=== Stated exercise ===
Find the lines holding the string "color" in the data, then copy all of them.

=== Stored data ===
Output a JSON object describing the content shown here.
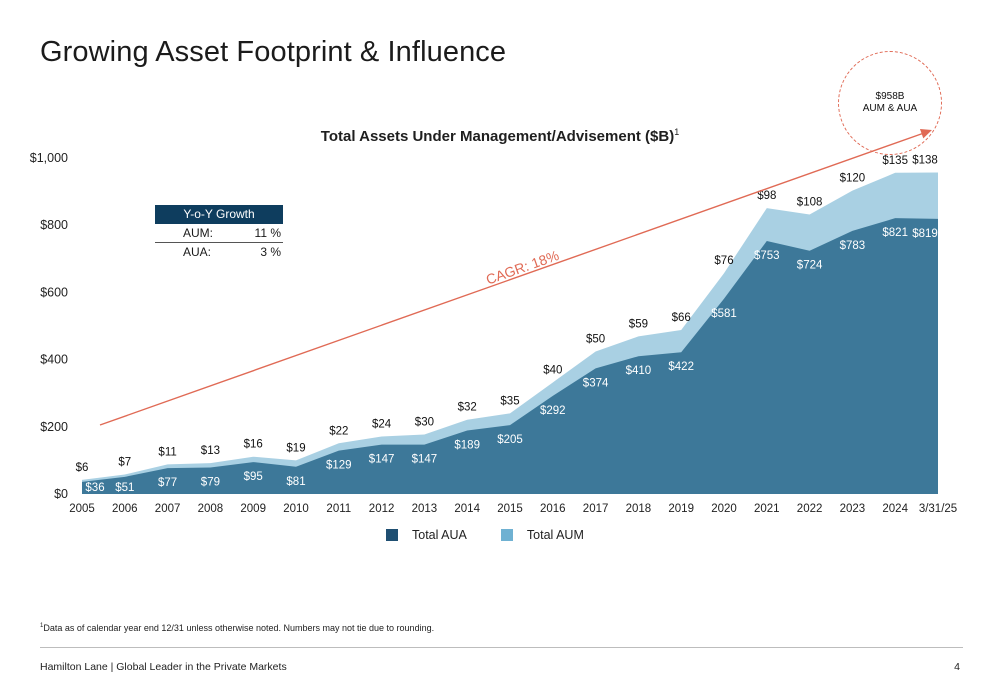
{
  "page": {
    "title": "Growing Asset Footprint & Influence",
    "footnote_marker": "1",
    "footnote": "Data as of calendar year end 12/31 unless otherwise noted. Numbers may not tie due to rounding.",
    "footer": "Hamilton Lane  |  Global Leader in the Private Markets",
    "page_number": "4"
  },
  "badge": {
    "line1": "$958B",
    "line2": "AUM & AUA"
  },
  "yoy": {
    "header": "Y-o-Y Growth",
    "rows": [
      {
        "label": "AUM:",
        "value": "11 %"
      },
      {
        "label": "AUA:",
        "value": "3 %"
      }
    ]
  },
  "chart_data": {
    "type": "area",
    "title": "Total Assets Under Management/Advisement ($B)",
    "title_footnote": "1",
    "categories": [
      "2005",
      "2006",
      "2007",
      "2008",
      "2009",
      "2010",
      "2011",
      "2012",
      "2013",
      "2014",
      "2015",
      "2016",
      "2017",
      "2018",
      "2019",
      "2020",
      "2021",
      "2022",
      "2023",
      "2024",
      "3/31/25"
    ],
    "stacked": true,
    "series": [
      {
        "name": "Total AUA",
        "color": "#3d7899",
        "values": [
          36,
          51,
          77,
          79,
          95,
          81,
          129,
          147,
          147,
          189,
          205,
          292,
          374,
          410,
          422,
          581,
          753,
          724,
          783,
          821,
          819
        ],
        "labels": [
          "$36",
          "$51",
          "$77",
          "$79",
          "$95",
          "$81",
          "$129",
          "$147",
          "$147",
          "$189",
          "$205",
          "$292",
          "$374",
          "$410",
          "$422",
          "$581",
          "$753",
          "$724",
          "$783",
          "$821",
          "$819"
        ]
      },
      {
        "name": "Total AUM",
        "color": "#a9d0e3",
        "values": [
          6,
          7,
          11,
          13,
          16,
          19,
          22,
          24,
          30,
          32,
          35,
          40,
          50,
          59,
          66,
          76,
          98,
          108,
          120,
          135,
          138
        ],
        "labels": [
          "$6",
          "$7",
          "$11",
          "$13",
          "$16",
          "$19",
          "$22",
          "$24",
          "$30",
          "$32",
          "$35",
          "$40",
          "$50",
          "$59",
          "$66",
          "$76",
          "$98",
          "$108",
          "$120",
          "$135",
          "$138"
        ]
      }
    ],
    "ylim": [
      0,
      1000
    ],
    "y_ticks": [
      0,
      200,
      400,
      600,
      800,
      1000
    ],
    "y_tick_labels": [
      "$0",
      "$200",
      "$400",
      "$600",
      "$800",
      "$1,000"
    ],
    "legend": {
      "placement": "bottom",
      "items": [
        {
          "label": "Total AUA",
          "color": "#1f4f72"
        },
        {
          "label": "Total AUM",
          "color": "#6fb1d2"
        }
      ]
    },
    "annotation": {
      "text": "CAGR: 18%",
      "color": "#e06a55"
    },
    "grid": false
  }
}
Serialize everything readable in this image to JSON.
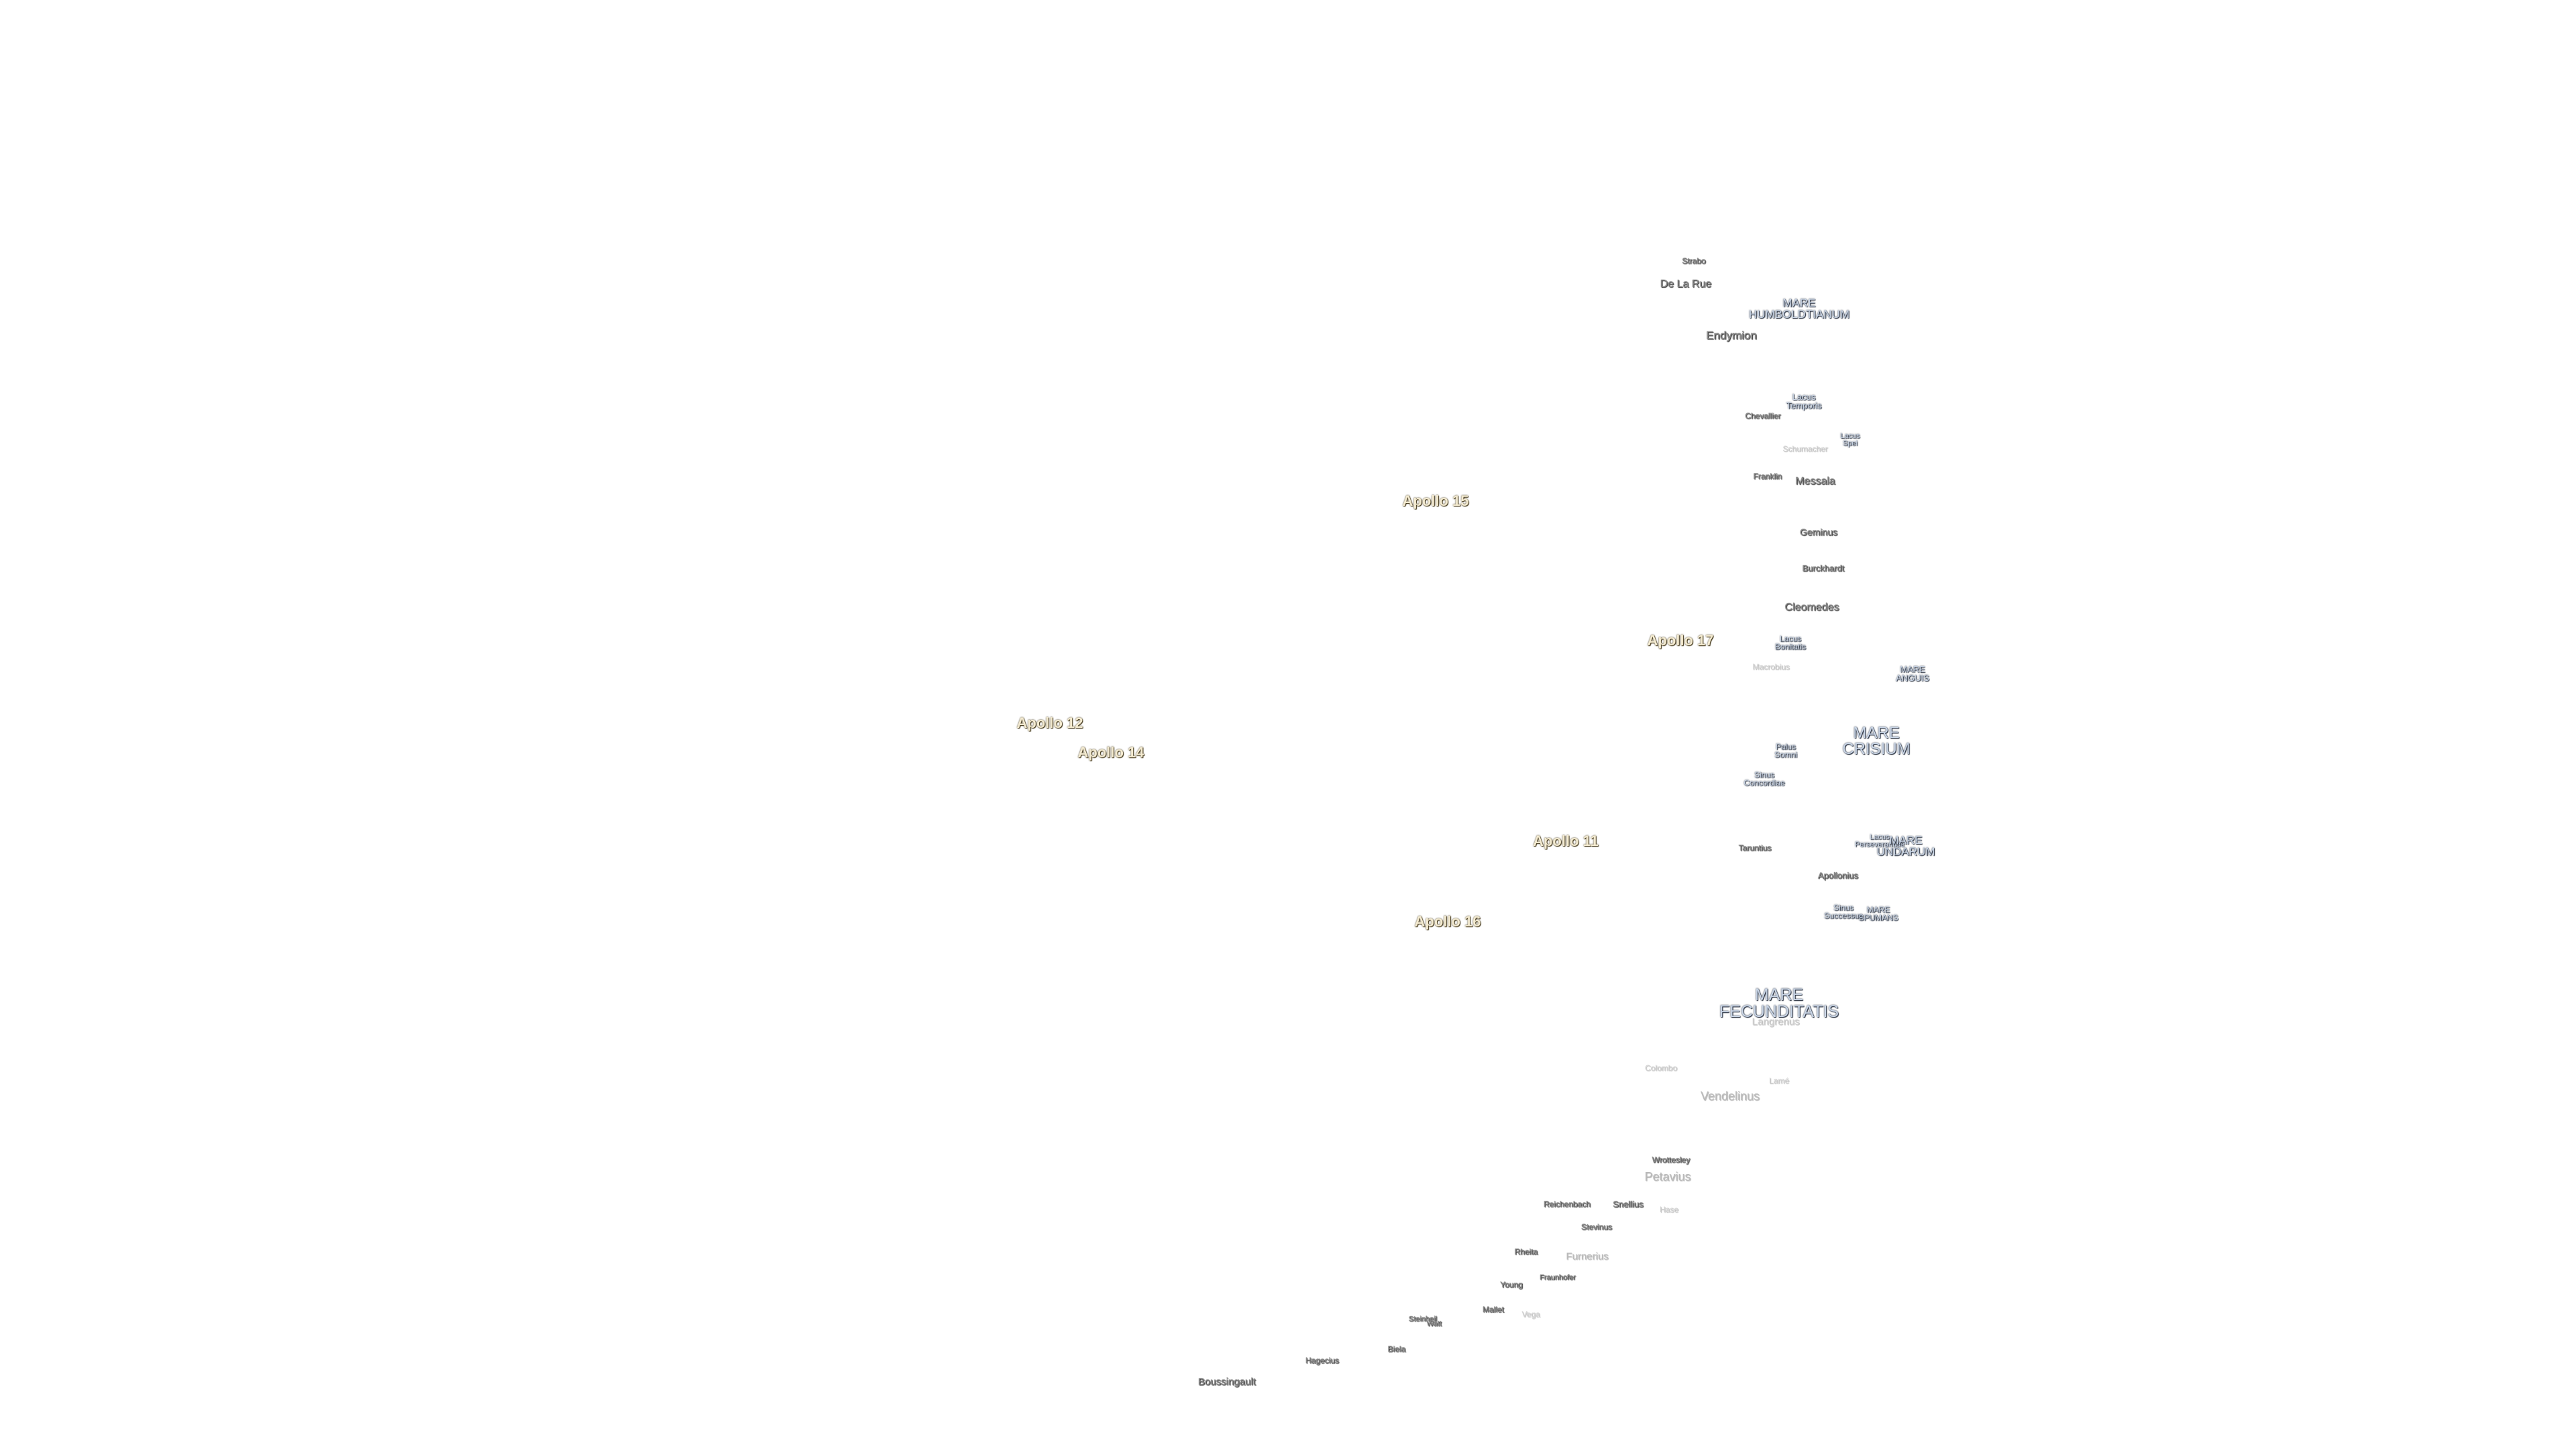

=== Result of this exercise ===
        "color": "#3d7899",
        "color": "#a9d0e3",
          "color": "#1f4f72"
          "color": "#6fb1d2"
      "color": "#e06a55"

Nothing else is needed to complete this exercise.